Material for the task:
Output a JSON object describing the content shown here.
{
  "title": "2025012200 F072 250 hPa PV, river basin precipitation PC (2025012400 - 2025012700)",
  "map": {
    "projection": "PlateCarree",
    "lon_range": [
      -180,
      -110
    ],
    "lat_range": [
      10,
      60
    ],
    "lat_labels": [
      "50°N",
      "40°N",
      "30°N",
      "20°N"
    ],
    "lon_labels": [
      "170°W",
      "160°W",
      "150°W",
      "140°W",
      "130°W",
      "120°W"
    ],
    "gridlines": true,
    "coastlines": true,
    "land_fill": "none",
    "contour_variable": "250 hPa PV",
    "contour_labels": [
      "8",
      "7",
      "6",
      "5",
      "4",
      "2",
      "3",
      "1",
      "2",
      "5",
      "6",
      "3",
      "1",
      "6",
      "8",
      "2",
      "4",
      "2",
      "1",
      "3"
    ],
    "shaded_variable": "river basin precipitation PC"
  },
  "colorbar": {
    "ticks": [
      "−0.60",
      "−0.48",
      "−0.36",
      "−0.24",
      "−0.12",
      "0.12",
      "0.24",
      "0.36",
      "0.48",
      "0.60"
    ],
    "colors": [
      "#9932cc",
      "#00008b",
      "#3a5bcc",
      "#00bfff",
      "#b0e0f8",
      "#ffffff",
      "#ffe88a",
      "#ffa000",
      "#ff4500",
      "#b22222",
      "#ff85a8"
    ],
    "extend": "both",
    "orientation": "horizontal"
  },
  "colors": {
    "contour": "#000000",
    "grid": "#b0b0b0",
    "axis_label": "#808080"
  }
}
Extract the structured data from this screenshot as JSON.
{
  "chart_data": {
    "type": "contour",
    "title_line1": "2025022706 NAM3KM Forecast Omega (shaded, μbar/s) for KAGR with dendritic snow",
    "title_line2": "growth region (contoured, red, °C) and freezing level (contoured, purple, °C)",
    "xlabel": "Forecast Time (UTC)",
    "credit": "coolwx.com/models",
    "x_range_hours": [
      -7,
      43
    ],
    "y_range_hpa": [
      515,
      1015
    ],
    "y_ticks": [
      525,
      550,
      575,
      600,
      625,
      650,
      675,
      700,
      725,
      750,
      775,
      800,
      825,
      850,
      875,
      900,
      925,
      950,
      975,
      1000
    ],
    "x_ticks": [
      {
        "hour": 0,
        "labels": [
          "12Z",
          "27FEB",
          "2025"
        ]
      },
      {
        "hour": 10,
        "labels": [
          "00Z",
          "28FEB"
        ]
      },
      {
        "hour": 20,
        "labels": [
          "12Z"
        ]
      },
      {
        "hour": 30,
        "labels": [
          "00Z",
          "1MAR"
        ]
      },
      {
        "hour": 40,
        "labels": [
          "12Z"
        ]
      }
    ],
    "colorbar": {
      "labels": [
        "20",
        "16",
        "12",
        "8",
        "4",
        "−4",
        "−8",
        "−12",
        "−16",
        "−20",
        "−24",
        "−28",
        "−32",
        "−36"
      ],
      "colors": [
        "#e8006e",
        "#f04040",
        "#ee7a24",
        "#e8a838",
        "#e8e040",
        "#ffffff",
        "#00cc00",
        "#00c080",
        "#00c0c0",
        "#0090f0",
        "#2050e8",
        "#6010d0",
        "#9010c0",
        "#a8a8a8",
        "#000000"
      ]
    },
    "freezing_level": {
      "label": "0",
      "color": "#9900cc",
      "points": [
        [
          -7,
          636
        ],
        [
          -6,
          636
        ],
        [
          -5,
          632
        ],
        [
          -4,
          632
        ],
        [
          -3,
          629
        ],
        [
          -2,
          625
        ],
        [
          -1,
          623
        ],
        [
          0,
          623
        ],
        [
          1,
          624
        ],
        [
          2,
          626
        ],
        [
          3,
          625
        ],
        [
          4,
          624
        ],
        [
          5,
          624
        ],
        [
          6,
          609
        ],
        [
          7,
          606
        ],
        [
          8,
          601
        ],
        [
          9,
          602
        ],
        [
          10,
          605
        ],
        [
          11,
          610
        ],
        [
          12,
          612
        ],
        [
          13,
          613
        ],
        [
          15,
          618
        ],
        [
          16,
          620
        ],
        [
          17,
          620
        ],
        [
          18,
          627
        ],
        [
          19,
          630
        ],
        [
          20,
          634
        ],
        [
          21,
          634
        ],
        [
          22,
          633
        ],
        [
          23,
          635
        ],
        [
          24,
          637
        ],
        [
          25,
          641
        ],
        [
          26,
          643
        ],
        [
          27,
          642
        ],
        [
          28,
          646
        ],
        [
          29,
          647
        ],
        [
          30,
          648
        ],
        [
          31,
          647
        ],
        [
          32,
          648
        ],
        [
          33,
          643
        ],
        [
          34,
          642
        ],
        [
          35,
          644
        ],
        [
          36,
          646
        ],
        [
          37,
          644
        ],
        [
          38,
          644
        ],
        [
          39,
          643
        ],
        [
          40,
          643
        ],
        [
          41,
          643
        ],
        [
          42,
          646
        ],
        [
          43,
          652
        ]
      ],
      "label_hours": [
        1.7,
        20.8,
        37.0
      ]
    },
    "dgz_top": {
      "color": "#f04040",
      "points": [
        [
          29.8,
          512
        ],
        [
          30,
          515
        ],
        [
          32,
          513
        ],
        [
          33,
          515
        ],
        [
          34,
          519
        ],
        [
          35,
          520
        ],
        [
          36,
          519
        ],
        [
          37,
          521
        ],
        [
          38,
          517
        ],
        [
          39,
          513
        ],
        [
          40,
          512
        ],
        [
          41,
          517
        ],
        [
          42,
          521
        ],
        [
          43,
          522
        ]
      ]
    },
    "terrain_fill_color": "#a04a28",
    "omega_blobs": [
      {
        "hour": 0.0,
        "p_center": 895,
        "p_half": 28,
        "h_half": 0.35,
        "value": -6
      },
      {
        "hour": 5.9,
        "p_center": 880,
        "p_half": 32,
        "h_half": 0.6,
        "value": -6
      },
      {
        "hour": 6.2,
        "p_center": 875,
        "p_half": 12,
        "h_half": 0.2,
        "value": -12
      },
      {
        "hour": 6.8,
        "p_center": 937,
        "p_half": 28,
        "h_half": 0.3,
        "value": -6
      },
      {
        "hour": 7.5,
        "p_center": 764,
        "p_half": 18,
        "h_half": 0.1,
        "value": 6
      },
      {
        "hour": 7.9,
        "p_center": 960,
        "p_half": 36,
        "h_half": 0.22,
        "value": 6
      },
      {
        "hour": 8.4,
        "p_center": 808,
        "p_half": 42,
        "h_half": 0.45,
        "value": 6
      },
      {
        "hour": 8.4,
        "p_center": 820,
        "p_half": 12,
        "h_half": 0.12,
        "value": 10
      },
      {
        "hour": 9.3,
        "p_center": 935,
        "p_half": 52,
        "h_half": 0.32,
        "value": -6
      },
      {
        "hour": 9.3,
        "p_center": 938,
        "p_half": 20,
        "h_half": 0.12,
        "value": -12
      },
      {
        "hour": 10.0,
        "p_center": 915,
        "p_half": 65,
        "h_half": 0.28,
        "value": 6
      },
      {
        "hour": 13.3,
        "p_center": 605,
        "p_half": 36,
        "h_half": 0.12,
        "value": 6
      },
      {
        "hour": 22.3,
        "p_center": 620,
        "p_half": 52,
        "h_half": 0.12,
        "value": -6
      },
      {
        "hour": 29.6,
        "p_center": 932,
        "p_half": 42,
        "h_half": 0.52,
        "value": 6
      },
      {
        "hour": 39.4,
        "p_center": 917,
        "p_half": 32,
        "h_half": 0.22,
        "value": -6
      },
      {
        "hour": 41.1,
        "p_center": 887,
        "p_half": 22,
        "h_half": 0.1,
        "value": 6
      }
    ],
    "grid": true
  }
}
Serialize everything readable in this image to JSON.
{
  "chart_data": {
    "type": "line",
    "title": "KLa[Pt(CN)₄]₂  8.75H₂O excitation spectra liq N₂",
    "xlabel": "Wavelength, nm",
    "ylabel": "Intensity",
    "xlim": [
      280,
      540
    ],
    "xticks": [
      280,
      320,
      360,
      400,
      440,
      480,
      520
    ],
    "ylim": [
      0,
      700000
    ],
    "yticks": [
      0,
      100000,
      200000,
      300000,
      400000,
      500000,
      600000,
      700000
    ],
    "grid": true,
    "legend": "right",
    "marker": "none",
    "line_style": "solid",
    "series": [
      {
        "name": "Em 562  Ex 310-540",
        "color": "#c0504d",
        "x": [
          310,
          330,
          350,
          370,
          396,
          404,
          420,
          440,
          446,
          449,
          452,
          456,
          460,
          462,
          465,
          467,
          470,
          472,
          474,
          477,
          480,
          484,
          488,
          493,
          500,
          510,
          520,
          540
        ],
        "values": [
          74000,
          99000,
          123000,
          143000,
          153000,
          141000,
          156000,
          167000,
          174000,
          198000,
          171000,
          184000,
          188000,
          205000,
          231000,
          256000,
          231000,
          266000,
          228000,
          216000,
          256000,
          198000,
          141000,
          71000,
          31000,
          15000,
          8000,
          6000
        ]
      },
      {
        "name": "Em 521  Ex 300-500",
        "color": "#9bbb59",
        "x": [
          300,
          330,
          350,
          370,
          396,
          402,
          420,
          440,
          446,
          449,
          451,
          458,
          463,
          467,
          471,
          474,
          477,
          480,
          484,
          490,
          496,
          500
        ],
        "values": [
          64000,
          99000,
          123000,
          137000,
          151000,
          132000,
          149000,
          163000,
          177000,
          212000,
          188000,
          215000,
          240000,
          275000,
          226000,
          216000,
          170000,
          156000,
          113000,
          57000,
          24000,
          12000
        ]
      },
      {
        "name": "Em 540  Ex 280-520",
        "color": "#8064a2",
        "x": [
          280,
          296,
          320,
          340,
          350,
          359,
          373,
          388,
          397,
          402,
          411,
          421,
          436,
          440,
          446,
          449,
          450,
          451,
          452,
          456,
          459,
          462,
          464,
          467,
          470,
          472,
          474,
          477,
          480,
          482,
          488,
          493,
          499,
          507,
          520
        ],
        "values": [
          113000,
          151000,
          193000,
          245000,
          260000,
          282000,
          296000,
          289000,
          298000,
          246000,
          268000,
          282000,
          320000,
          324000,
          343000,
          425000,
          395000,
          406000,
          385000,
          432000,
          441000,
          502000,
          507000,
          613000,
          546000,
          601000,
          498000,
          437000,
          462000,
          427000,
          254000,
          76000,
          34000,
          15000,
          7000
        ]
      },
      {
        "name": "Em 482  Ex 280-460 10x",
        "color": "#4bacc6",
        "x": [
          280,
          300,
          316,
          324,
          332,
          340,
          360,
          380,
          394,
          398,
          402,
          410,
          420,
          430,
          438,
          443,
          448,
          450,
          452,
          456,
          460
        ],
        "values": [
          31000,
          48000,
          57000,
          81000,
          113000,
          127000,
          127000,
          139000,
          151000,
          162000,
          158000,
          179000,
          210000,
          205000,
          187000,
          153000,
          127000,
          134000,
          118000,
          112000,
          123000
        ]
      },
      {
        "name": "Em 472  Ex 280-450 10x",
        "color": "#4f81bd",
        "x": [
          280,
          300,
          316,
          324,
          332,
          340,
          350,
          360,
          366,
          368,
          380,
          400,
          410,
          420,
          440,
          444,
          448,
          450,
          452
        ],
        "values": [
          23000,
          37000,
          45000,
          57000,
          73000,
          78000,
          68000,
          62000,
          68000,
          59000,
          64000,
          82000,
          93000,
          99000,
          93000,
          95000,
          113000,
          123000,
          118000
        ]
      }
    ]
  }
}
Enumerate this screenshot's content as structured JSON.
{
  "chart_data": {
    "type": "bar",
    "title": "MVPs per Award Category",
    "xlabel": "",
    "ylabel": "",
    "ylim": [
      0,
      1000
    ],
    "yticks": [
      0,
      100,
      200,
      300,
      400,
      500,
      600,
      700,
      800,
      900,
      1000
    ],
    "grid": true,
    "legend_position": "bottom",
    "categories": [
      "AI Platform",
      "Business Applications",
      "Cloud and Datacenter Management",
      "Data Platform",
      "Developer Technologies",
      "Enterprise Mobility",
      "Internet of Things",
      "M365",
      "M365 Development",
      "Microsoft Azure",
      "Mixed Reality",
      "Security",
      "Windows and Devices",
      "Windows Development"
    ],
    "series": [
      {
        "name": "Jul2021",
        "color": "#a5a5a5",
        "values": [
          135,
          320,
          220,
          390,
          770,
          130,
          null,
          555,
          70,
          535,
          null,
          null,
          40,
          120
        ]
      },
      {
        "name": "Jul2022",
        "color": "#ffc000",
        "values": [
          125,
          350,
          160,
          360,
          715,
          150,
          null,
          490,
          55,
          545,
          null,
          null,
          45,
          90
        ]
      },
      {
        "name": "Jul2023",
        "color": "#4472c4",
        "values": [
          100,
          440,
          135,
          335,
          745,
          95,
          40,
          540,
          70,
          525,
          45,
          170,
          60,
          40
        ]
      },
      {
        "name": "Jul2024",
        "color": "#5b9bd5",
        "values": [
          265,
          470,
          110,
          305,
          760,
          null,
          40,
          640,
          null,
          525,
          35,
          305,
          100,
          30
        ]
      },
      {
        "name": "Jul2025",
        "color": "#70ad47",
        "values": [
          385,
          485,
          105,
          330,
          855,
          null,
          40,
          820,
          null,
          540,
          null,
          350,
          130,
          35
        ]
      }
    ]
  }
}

What is required:
Scan the listing above. Gather each line that contains the word "Development".

Task response:
      "M365 Development",
      "Windows Development"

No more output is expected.